- Do this -
Return, word for word, every line that follows.
[Begin Data lines]
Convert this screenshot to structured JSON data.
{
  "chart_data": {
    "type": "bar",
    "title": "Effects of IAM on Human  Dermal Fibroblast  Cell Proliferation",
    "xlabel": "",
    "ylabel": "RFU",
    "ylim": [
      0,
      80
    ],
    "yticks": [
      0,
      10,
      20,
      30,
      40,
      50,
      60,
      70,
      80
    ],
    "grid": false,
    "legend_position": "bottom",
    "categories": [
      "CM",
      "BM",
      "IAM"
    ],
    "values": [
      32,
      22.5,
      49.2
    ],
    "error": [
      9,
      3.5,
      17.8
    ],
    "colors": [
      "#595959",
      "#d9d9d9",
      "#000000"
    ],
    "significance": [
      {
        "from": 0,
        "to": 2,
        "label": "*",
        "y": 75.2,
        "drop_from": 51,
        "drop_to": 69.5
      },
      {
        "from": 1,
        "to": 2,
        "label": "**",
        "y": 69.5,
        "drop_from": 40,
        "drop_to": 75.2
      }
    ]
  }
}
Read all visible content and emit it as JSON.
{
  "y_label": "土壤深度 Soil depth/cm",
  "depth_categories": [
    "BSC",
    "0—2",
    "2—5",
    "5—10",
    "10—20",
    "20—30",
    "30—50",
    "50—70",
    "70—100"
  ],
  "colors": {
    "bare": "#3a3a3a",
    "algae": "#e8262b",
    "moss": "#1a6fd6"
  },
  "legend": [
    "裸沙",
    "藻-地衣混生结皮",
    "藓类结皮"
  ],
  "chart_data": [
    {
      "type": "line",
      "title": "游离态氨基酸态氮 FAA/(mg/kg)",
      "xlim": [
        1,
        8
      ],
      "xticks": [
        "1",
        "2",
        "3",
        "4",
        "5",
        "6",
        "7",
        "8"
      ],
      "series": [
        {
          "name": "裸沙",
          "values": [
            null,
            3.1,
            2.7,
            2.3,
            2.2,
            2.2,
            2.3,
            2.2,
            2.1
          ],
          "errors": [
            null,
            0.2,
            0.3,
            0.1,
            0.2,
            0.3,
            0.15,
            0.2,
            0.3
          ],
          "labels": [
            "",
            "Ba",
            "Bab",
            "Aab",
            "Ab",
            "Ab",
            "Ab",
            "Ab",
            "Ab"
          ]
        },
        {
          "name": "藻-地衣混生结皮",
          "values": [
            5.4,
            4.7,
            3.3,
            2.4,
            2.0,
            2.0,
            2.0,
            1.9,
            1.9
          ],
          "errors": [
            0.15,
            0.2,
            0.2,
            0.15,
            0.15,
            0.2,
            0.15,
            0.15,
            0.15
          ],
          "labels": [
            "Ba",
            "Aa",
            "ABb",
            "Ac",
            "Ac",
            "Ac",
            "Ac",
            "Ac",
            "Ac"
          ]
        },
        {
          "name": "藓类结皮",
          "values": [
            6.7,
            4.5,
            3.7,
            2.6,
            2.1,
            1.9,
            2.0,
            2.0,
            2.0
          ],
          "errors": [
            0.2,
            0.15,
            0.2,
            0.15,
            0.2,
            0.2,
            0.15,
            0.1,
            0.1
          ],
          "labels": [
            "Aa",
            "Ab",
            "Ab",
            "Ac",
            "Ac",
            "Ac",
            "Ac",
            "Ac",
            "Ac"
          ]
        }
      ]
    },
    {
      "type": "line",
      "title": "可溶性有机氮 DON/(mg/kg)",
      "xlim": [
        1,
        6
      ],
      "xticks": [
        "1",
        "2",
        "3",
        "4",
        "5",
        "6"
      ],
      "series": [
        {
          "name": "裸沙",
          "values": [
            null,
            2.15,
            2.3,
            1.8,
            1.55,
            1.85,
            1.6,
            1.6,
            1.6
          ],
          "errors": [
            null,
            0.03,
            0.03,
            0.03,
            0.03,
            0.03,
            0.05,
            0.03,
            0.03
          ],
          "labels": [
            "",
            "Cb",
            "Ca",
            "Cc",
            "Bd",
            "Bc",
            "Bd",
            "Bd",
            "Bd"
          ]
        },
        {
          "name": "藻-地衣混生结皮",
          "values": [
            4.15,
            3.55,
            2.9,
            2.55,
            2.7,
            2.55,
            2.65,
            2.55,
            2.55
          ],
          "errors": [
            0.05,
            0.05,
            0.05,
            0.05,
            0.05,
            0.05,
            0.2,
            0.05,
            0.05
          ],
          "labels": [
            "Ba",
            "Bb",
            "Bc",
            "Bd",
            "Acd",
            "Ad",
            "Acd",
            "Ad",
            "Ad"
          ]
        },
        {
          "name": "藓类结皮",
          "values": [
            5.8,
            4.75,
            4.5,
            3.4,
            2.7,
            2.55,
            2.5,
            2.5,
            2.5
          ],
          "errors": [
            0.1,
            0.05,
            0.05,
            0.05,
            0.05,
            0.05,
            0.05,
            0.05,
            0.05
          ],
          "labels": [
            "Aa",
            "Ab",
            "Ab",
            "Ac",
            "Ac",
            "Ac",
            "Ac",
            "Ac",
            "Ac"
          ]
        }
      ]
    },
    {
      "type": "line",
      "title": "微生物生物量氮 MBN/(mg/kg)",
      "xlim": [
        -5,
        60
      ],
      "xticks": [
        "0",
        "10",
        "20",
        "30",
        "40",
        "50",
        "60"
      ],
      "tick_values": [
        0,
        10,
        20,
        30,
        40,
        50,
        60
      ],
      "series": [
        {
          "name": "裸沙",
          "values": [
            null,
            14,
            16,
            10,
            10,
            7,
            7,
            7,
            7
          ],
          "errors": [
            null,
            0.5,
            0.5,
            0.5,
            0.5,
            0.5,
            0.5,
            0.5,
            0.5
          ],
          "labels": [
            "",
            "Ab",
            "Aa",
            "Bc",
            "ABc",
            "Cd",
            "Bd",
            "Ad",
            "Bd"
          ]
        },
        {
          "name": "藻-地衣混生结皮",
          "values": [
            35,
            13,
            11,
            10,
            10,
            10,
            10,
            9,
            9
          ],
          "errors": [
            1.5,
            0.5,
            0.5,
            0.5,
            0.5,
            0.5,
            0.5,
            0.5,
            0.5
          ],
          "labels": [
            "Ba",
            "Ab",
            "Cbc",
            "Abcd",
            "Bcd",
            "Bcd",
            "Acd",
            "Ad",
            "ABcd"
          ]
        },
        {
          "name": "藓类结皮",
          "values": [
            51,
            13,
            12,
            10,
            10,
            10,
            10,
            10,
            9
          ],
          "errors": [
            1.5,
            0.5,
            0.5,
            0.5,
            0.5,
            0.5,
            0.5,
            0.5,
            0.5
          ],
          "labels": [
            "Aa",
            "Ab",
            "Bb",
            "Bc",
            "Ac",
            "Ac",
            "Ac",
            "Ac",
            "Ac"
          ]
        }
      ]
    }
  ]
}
[End Data lines]
- Response below -
Convert this screenshot to structured JSON data.
{
  "chart_data": {
    "type": "bar",
    "title": "Effects of IAM on Human  Dermal Fibroblast  Cell Proliferation",
    "xlabel": "",
    "ylabel": "RFU",
    "ylim": [
      0,
      80
    ],
    "yticks": [
      0,
      10,
      20,
      30,
      40,
      50,
      60,
      70,
      80
    ],
    "grid": false,
    "legend_position": "bottom",
    "categories": [
      "CM",
      "BM",
      "IAM"
    ],
    "values": [
      32,
      22.5,
      49.2
    ],
    "error": [
      9,
      3.5,
      17.8
    ],
    "colors": [
      "#595959",
      "#d9d9d9",
      "#000000"
    ],
    "significance": [
      {
        "from": 0,
        "to": 2,
        "label": "*",
        "y": 75.2,
        "drop_from": 51,
        "drop_to": 69.5
      },
      {
        "from": 1,
        "to": 2,
        "label": "**",
        "y": 69.5,
        "drop_from": 40,
        "drop_to": 75.2
      }
    ]
  }
}
Read all visible content and emit it as JSON.
{
  "y_label": "土壤深度 Soil depth/cm",
  "depth_categories": [
    "BSC",
    "0—2",
    "2—5",
    "5—10",
    "10—20",
    "20—30",
    "30—50",
    "50—70",
    "70—100"
  ],
  "colors": {
    "bare": "#3a3a3a",
    "algae": "#e8262b",
    "moss": "#1a6fd6"
  },
  "legend": [
    "裸沙",
    "藻-地衣混生结皮",
    "藓类结皮"
  ],
  "chart_data": [
    {
      "type": "line",
      "title": "游离态氨基酸态氮 FAA/(mg/kg)",
      "xlim": [
        1,
        8
      ],
      "xticks": [
        "1",
        "2",
        "3",
        "4",
        "5",
        "6",
        "7",
        "8"
      ],
      "series": [
        {
          "name": "裸沙",
          "values": [
            null,
            3.1,
            2.7,
            2.3,
            2.2,
            2.2,
            2.3,
            2.2,
            2.1
          ],
          "errors": [
            null,
            0.2,
            0.3,
            0.1,
            0.2,
            0.3,
            0.15,
            0.2,
            0.3
          ],
          "labels": [
            "",
            "Ba",
            "Bab",
            "Aab",
            "Ab",
            "Ab",
            "Ab",
            "Ab",
            "Ab"
          ]
        },
        {
          "name": "藻-地衣混生结皮",
          "values": [
            5.4,
            4.7,
            3.3,
            2.4,
            2.0,
            2.0,
            2.0,
            1.9,
            1.9
          ],
          "errors": [
            0.15,
            0.2,
            0.2,
            0.15,
            0.15,
            0.2,
            0.15,
            0.15,
            0.15
          ],
          "labels": [
            "Ba",
            "Aa",
            "ABb",
            "Ac",
            "Ac",
            "Ac",
            "Ac",
            "Ac",
            "Ac"
          ]
        },
        {
          "name": "藓类结皮",
          "values": [
            6.7,
            4.5,
            3.7,
            2.6,
            2.1,
            1.9,
            2.0,
            2.0,
            2.0
          ],
          "errors": [
            0.2,
            0.15,
            0.2,
            0.15,
            0.2,
            0.2,
            0.15,
            0.1,
            0.1
          ],
          "labels": [
            "Aa",
            "Ab",
            "Ab",
            "Ac",
            "Ac",
            "Ac",
            "Ac",
            "Ac",
            "Ac"
          ]
        }
      ]
    },
    {
      "type": "line",
      "title": "可溶性有机氮 DON/(mg/kg)",
      "xlim": [
        1,
        6
      ],
      "xticks": [
        "1",
        "2",
        "3",
        "4",
        "5",
        "6"
      ],
      "series": [
        {
          "name": "裸沙",
          "values": [
            null,
            2.15,
            2.3,
            1.8,
            1.55,
            1.85,
            1.6,
            1.6,
            1.6
          ],
          "errors": [
            null,
            0.03,
            0.03,
            0.03,
            0.03,
            0.03,
            0.05,
            0.03,
            0.03
          ],
          "labels": [
            "",
            "Cb",
            "Ca",
            "Cc",
            "Bd",
            "Bc",
            "Bd",
            "Bd",
            "Bd"
          ]
        },
        {
          "name": "藻-地衣混生结皮",
          "values": [
            4.15,
            3.55,
            2.9,
            2.55,
            2.7,
            2.55,
            2.65,
            2.55,
            2.55
          ],
          "errors": [
            0.05,
            0.05,
            0.05,
            0.05,
            0.05,
            0.05,
            0.2,
            0.05,
            0.05
          ],
          "labels": [
            "Ba",
            "Bb",
            "Bc",
            "Bd",
            "Acd",
            "Ad",
            "Acd",
            "Ad",
            "Ad"
          ]
        },
        {
          "name": "藓类结皮",
          "values": [
            5.8,
            4.75,
            4.5,
            3.4,
            2.7,
            2.55,
            2.5,
            2.5,
            2.5
          ],
          "errors": [
            0.1,
            0.05,
            0.05,
            0.05,
            0.05,
            0.05,
            0.05,
            0.05,
            0.05
          ],
          "labels": [
            "Aa",
            "Ab",
            "Ab",
            "Ac",
            "Ac",
            "Ac",
            "Ac",
            "Ac",
            "Ac"
          ]
        }
      ]
    },
    {
      "type": "line",
      "title": "微生物生物量氮 MBN/(mg/kg)",
      "xlim": [
        -5,
        60
      ],
      "xticks": [
        "0",
        "10",
        "20",
        "30",
        "40",
        "50",
        "60"
      ],
      "tick_values": [
        0,
        10,
        20,
        30,
        40,
        50,
        60
      ],
      "series": [
        {
          "name": "裸沙",
          "values": [
            null,
            14,
            16,
            10,
            10,
            7,
            7,
            7,
            7
          ],
          "errors": [
            null,
            0.5,
            0.5,
            0.5,
            0.5,
            0.5,
            0.5,
            0.5,
            0.5
          ],
          "labels": [
            "",
            "Ab",
            "Aa",
            "Bc",
            "ABc",
            "Cd",
            "Bd",
            "Ad",
            "Bd"
          ]
        },
        {
          "name": "藻-地衣混生结皮",
          "values": [
            35,
            13,
            11,
            10,
            10,
            10,
            10,
            9,
            9
          ],
          "errors": [
            1.5,
            0.5,
            0.5,
            0.5,
            0.5,
            0.5,
            0.5,
            0.5,
            0.5
          ],
          "labels": [
            "Ba",
            "Ab",
            "Cbc",
            "Abcd",
            "Bcd",
            "Bcd",
            "Acd",
            "Ad",
            "ABcd"
          ]
        },
        {
          "name": "藓类结皮",
          "values": [
            51,
            13,
            12,
            10,
            10,
            10,
            10,
            10,
            9
          ],
          "errors": [
            1.5,
            0.5,
            0.5,
            0.5,
            0.5,
            0.5,
            0.5,
            0.5,
            0.5
          ],
          "labels": [
            "Aa",
            "Ab",
            "Bb",
            "Bc",
            "Ac",
            "Ac",
            "Ac",
            "Ac",
            "Ac"
          ]
        }
      ]
    }
  ]
}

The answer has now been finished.